**Task description**
Read through the data and count the lines that contain the string "letters"; give only the result.

**Exercise input**
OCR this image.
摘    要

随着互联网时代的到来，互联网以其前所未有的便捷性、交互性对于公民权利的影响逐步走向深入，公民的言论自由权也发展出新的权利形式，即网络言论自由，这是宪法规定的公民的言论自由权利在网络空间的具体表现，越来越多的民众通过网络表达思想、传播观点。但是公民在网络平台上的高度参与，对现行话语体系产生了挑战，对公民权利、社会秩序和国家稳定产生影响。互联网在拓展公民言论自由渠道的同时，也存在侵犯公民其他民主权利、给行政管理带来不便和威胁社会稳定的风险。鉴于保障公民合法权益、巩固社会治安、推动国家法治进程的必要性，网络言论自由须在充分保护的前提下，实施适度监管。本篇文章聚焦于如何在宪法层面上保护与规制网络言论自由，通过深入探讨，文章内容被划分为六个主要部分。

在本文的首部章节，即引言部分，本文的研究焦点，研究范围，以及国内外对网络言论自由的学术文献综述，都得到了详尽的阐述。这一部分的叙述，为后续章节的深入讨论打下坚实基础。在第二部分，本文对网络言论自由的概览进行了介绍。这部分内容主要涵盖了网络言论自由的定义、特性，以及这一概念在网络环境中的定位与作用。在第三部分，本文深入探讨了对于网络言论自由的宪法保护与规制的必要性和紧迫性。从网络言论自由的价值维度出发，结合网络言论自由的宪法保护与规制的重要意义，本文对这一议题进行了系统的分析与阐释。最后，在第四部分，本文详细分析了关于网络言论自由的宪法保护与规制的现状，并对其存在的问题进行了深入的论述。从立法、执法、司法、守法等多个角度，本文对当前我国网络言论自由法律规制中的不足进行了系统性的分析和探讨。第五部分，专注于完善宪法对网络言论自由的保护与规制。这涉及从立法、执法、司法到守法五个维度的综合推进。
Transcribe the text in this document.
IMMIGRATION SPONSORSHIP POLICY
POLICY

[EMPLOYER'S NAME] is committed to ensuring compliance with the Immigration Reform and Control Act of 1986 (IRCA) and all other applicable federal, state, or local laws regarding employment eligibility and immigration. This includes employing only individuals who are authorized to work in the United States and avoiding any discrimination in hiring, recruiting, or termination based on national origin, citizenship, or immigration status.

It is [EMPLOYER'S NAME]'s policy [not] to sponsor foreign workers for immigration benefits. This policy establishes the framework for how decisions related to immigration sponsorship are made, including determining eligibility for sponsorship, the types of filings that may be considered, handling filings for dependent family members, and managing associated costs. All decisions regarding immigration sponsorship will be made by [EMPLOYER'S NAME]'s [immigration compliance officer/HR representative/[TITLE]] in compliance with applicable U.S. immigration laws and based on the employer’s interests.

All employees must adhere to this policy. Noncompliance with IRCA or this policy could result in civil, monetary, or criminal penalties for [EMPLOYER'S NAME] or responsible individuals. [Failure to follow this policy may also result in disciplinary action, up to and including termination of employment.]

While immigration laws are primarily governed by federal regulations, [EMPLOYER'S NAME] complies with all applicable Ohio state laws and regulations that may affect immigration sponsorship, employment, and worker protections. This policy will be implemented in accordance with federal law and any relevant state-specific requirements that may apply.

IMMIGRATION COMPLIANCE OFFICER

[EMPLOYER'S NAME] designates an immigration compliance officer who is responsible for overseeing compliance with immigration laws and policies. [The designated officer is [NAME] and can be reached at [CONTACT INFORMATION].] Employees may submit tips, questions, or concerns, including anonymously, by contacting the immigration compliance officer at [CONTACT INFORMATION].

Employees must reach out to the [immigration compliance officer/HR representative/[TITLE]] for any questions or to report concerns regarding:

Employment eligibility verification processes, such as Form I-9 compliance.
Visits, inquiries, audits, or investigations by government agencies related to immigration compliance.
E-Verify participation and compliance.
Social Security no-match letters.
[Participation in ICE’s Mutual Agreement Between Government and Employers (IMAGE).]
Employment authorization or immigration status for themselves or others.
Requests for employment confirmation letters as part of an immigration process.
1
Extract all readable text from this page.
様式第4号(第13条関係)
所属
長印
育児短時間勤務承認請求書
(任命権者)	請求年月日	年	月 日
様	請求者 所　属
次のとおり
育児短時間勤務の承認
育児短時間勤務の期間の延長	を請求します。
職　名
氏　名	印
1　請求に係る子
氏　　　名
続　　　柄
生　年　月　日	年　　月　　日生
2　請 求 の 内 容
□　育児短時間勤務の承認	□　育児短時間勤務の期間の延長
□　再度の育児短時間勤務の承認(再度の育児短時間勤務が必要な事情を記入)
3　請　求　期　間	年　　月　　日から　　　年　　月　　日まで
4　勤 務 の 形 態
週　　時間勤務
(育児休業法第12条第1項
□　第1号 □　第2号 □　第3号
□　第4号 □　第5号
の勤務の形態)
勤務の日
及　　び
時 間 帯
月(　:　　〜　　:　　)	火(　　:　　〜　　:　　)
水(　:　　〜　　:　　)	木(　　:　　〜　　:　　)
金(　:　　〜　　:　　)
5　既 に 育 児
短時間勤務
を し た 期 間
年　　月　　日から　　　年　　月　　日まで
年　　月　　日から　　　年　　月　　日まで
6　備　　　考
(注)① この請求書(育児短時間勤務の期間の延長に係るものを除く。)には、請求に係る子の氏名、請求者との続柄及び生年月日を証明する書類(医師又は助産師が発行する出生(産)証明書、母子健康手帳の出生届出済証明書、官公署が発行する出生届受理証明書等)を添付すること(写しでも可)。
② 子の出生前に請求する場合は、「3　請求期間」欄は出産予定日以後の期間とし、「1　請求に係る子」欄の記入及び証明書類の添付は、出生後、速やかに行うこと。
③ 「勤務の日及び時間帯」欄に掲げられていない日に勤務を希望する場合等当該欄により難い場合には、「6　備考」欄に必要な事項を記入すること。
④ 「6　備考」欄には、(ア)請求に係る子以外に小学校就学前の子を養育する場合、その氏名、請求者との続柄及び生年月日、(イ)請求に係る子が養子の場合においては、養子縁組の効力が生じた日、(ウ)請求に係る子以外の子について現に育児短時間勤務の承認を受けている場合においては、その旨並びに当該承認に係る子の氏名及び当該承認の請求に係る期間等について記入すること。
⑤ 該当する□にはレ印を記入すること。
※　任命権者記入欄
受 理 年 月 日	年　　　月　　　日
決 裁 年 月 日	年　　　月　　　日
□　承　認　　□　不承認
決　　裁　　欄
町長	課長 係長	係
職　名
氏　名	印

**Completed task**
2